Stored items
################
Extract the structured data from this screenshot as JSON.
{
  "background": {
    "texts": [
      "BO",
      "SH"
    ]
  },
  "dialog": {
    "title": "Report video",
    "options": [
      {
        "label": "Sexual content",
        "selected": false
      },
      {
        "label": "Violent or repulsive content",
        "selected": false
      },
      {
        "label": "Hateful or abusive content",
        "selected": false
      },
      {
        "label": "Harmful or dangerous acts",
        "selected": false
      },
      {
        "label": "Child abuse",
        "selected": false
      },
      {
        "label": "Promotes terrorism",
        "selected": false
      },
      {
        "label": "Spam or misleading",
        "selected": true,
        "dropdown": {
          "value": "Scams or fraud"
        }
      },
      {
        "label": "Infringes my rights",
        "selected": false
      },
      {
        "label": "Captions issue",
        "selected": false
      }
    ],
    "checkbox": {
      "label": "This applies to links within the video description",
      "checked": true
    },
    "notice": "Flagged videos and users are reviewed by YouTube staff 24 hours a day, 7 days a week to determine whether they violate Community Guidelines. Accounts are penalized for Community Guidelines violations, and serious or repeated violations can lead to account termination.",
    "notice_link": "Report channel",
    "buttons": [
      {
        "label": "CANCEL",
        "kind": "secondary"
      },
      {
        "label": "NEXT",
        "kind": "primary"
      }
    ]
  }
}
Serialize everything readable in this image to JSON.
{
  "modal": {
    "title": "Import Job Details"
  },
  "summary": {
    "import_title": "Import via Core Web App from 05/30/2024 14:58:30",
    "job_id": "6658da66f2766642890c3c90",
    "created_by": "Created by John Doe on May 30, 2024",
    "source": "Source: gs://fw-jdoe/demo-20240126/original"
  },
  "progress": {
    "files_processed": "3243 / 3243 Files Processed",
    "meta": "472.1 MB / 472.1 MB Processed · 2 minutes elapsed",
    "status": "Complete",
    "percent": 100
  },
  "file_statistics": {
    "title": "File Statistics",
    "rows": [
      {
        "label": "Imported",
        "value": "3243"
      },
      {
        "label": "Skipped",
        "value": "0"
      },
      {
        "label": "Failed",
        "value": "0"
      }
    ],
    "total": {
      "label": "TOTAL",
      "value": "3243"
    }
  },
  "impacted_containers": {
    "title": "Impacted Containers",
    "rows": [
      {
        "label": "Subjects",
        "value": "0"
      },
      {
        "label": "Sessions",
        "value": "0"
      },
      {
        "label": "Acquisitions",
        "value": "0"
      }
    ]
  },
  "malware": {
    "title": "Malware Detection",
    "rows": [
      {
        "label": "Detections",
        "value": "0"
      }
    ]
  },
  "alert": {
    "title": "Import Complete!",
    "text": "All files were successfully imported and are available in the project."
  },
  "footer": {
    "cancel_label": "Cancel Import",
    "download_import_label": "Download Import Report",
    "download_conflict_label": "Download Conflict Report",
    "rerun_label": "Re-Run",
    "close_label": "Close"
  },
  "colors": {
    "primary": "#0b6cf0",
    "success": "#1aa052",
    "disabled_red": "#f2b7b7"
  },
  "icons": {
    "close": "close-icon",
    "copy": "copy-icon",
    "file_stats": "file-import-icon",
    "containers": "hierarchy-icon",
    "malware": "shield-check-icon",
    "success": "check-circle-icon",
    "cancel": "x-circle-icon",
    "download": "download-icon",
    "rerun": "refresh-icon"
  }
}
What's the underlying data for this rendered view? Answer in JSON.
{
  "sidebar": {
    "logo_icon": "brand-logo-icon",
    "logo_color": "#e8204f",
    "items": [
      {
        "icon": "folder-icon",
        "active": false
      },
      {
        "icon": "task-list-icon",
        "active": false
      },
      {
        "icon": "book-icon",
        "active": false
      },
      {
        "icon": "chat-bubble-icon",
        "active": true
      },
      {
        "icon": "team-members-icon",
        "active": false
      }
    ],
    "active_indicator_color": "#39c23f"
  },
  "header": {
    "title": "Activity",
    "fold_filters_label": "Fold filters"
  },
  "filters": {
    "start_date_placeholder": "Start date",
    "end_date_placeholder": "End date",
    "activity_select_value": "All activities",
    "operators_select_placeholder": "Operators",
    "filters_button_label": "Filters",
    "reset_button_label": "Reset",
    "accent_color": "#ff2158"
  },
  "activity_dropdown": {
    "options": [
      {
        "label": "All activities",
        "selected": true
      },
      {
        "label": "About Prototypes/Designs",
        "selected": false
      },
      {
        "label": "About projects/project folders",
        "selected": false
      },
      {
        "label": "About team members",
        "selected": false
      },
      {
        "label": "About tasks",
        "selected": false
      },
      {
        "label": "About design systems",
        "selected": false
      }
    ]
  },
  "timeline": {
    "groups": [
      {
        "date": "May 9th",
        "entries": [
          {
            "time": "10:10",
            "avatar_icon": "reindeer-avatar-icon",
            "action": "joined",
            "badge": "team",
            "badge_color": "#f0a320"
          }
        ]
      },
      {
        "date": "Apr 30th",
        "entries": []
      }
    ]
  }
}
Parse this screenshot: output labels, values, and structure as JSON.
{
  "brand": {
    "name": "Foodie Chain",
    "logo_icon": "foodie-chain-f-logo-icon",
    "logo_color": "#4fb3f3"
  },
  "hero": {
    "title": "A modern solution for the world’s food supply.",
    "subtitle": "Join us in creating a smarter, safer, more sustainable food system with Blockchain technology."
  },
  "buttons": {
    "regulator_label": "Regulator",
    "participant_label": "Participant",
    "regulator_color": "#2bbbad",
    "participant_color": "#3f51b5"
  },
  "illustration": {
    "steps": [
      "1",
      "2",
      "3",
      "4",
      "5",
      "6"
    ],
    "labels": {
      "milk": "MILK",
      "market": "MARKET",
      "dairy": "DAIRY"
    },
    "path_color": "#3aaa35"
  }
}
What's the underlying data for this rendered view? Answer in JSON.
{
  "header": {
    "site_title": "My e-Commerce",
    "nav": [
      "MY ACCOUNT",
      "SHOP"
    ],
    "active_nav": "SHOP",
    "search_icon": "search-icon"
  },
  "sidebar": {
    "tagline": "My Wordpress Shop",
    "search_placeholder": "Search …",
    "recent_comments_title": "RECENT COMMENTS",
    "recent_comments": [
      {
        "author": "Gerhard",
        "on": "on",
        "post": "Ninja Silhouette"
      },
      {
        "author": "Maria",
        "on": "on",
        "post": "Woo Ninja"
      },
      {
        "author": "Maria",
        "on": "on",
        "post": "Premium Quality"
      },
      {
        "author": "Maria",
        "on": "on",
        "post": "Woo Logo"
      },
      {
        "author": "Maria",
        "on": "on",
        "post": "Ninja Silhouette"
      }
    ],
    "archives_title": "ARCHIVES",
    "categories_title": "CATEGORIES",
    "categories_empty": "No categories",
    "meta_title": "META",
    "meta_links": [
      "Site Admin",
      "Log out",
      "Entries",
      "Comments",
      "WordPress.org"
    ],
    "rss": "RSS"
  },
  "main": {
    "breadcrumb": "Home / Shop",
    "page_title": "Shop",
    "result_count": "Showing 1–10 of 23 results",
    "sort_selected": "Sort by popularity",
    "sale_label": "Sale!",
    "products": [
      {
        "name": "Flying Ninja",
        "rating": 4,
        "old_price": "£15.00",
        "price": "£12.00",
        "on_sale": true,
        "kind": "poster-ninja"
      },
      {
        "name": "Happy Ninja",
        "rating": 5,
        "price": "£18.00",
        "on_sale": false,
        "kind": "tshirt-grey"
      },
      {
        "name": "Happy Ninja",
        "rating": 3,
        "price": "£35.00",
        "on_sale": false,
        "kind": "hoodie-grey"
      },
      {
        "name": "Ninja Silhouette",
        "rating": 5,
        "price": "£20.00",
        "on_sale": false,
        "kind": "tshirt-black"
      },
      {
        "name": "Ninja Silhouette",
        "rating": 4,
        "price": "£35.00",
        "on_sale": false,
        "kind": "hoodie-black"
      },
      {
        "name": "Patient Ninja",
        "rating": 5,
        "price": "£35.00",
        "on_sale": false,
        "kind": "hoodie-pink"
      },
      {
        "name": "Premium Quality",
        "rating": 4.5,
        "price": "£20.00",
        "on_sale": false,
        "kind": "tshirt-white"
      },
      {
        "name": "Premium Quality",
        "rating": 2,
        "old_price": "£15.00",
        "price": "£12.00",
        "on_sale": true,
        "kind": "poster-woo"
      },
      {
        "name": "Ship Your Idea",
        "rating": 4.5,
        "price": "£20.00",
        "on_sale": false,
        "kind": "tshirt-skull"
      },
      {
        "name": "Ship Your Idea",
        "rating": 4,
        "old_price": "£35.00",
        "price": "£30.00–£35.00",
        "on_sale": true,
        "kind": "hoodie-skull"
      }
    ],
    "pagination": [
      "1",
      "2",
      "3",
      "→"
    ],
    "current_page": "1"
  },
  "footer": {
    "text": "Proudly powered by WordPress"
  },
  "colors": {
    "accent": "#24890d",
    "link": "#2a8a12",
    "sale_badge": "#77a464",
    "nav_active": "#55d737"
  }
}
################
Problem statement =
Pull out every line in the data above that has the word "project".

Solution below =
    "text": "All files were successfully imported and are available in the project."
        "label": "About projects/project folders",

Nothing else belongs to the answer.